── Material supplied ──

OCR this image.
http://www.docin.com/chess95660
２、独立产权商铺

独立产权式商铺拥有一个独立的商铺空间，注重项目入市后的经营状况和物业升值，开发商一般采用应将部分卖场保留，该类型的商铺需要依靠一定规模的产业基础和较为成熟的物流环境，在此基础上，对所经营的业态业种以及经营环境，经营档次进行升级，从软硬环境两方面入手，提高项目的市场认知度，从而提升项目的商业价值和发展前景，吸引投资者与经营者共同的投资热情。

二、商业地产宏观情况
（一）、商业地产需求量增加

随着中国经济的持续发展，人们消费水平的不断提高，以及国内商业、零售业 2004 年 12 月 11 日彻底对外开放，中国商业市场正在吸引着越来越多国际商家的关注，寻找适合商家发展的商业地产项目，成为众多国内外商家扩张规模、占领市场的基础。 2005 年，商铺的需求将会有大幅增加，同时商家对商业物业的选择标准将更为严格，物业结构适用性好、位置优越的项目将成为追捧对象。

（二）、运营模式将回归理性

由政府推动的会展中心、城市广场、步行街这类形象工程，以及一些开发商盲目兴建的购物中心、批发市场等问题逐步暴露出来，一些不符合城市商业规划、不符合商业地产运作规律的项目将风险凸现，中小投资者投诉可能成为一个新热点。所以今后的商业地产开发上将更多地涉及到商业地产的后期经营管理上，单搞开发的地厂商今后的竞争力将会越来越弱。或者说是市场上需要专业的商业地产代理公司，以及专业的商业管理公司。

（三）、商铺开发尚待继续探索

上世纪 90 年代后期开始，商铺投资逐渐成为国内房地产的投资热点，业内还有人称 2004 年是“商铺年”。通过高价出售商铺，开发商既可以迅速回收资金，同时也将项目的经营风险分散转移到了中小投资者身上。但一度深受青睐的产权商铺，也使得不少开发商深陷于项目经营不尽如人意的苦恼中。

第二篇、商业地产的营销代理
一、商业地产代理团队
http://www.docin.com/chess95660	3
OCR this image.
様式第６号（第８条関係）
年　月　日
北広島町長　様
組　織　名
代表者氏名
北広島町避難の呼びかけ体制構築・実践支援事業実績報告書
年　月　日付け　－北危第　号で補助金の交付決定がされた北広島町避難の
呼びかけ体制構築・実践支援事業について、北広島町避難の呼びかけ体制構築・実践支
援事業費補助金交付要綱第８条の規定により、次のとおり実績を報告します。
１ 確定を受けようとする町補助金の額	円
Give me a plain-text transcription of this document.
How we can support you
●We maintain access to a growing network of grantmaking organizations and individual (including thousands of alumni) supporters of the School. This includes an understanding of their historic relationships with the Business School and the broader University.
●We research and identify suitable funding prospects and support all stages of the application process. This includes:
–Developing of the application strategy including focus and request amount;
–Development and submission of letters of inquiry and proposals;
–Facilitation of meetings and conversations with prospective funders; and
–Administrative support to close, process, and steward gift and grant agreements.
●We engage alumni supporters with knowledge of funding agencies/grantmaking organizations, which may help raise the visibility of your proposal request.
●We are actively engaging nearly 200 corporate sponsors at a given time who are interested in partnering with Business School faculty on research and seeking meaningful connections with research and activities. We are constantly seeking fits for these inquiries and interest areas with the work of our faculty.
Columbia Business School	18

───

Your objective: Every line of the data above should be copied exactly.

Final result:
OCR this image.
http://www.docin.com/chess95660
２、独立产权商铺

独立产权式商铺拥有一个独立的商铺空间，注重项目入市后的经营状况和物业升值，开发商一般采用应将部分卖场保留，该类型的商铺需要依靠一定规模的产业基础和较为成熟的物流环境，在此基础上，对所经营的业态业种以及经营环境，经营档次进行升级，从软硬环境两方面入手，提高项目的市场认知度，从而提升项目的商业价值和发展前景，吸引投资者与经营者共同的投资热情。

二、商业地产宏观情况
（一）、商业地产需求量增加

随着中国经济的持续发展，人们消费水平的不断提高，以及国内商业、零售业 2004 年 12 月 11 日彻底对外开放，中国商业市场正在吸引着越来越多国际商家的关注，寻找适合商家发展的商业地产项目，成为众多国内外商家扩张规模、占领市场的基础。 2005 年，商铺的需求将会有大幅增加，同时商家对商业物业的选择标准将更为严格，物业结构适用性好、位置优越的项目将成为追捧对象。

（二）、运营模式将回归理性

由政府推动的会展中心、城市广场、步行街这类形象工程，以及一些开发商盲目兴建的购物中心、批发市场等问题逐步暴露出来，一些不符合城市商业规划、不符合商业地产运作规律的项目将风险凸现，中小投资者投诉可能成为一个新热点。所以今后的商业地产开发上将更多地涉及到商业地产的后期经营管理上，单搞开发的地厂商今后的竞争力将会越来越弱。或者说是市场上需要专业的商业地产代理公司，以及专业的商业管理公司。

（三）、商铺开发尚待继续探索

上世纪 90 年代后期开始，商铺投资逐渐成为国内房地产的投资热点，业内还有人称 2004 年是“商铺年”。通过高价出售商铺，开发商既可以迅速回收资金，同时也将项目的经营风险分散转移到了中小投资者身上。但一度深受青睐的产权商铺，也使得不少开发商深陷于项目经营不尽如人意的苦恼中。

第二篇、商业地产的营销代理
一、商业地产代理团队
http://www.docin.com/chess95660	3
OCR this image.
様式第６号（第８条関係）
年　月　日
北広島町長　様
組　織　名
代表者氏名
北広島町避難の呼びかけ体制構築・実践支援事業実績報告書
年　月　日付け　－北危第　号で補助金の交付決定がされた北広島町避難の
呼びかけ体制構築・実践支援事業について、北広島町避難の呼びかけ体制構築・実践支
援事業費補助金交付要綱第８条の規定により、次のとおり実績を報告します。
１ 確定を受けようとする町補助金の額	円
Give me a plain-text transcription of this document.
How we can support you
●We maintain access to a growing network of grantmaking organizations and individual (including thousands of alumni) supporters of the School. This includes an understanding of their historic relationships with the Business School and the broader University.
●We research and identify suitable funding prospects and support all stages of the application process. This includes:
–Developing of the application strategy including focus and request amount;
–Development and submission of letters of inquiry and proposals;
–Facilitation of meetings and conversations with prospective funders; and
–Administrative support to close, process, and steward gift and grant agreements.
●We engage alumni supporters with knowledge of funding agencies/grantmaking organizations, which may help raise the visibility of your proposal request.
●We are actively engaging nearly 200 corporate sponsors at a given time who are interested in partnering with Business School faculty on research and seeking meaningful connections with research and activities. We are constantly seeking fits for these inquiries and interest areas with the work of our faculty.
Columbia Business School	18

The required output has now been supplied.